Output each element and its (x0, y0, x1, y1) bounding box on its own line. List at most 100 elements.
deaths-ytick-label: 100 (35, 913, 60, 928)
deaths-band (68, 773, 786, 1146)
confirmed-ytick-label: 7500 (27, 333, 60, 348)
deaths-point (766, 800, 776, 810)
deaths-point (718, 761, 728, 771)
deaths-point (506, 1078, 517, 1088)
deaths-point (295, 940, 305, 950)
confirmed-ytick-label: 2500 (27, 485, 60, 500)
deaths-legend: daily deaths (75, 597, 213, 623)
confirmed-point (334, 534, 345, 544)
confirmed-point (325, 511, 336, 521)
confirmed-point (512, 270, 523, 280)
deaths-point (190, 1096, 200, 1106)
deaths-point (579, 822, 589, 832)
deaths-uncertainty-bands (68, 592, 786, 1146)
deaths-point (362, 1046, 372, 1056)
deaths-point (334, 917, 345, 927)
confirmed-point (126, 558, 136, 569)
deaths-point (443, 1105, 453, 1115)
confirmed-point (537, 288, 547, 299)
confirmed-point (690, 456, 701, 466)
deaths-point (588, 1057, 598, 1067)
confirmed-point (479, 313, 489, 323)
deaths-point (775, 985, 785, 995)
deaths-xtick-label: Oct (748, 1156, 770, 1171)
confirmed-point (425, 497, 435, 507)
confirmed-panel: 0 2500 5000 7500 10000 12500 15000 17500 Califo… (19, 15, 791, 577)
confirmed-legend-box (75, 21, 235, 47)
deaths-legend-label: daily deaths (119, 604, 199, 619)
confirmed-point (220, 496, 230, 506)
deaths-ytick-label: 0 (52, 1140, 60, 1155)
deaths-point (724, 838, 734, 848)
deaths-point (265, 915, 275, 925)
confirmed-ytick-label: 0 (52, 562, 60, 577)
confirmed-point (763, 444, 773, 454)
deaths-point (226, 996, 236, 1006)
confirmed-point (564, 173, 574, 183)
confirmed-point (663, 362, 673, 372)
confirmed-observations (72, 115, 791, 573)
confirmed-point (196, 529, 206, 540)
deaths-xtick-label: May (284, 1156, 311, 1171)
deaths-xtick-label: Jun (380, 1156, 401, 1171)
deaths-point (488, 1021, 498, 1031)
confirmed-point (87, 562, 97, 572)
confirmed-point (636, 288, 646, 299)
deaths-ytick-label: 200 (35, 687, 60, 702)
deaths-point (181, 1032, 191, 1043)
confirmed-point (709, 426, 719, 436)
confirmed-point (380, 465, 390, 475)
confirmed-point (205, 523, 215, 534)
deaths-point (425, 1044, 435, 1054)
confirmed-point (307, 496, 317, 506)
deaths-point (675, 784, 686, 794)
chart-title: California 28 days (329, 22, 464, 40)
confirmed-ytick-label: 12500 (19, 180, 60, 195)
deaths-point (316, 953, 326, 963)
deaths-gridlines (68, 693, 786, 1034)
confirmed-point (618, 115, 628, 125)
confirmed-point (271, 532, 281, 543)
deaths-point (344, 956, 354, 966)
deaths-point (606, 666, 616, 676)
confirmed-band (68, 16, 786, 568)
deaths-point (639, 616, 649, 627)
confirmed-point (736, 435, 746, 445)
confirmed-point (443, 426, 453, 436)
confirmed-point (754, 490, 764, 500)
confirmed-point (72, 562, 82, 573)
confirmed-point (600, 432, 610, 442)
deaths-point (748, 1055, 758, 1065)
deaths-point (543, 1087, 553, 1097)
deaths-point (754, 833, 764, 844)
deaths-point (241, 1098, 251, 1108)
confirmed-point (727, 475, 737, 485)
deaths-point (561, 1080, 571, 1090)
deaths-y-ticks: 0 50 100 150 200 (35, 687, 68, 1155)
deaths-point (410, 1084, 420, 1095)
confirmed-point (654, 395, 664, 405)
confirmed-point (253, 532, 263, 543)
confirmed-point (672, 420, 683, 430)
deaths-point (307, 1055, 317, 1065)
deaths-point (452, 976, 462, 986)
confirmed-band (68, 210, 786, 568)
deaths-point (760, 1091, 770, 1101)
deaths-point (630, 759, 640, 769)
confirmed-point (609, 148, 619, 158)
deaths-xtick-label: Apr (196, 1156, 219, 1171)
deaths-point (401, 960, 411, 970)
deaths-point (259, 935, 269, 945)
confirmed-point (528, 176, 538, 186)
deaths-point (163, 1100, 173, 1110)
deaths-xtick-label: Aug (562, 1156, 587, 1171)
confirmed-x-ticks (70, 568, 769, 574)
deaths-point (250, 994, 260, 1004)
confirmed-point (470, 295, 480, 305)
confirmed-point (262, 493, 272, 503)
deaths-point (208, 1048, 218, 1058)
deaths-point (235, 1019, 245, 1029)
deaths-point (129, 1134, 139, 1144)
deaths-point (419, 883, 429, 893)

..............................

**Your goal**
Quote the records above from their first line down to and including the line that holds "deaths-point (506, 1078, 517, 1088)", keeping every line as given.

**Solution**
Output each element and its (x0, y0, x1, y1) bounding box on its own line. List at most 100 elements.
deaths-ytick-label: 100 (35, 913, 60, 928)
deaths-band (68, 773, 786, 1146)
confirmed-ytick-label: 7500 (27, 333, 60, 348)
deaths-point (766, 800, 776, 810)
deaths-point (718, 761, 728, 771)
deaths-point (506, 1078, 517, 1088)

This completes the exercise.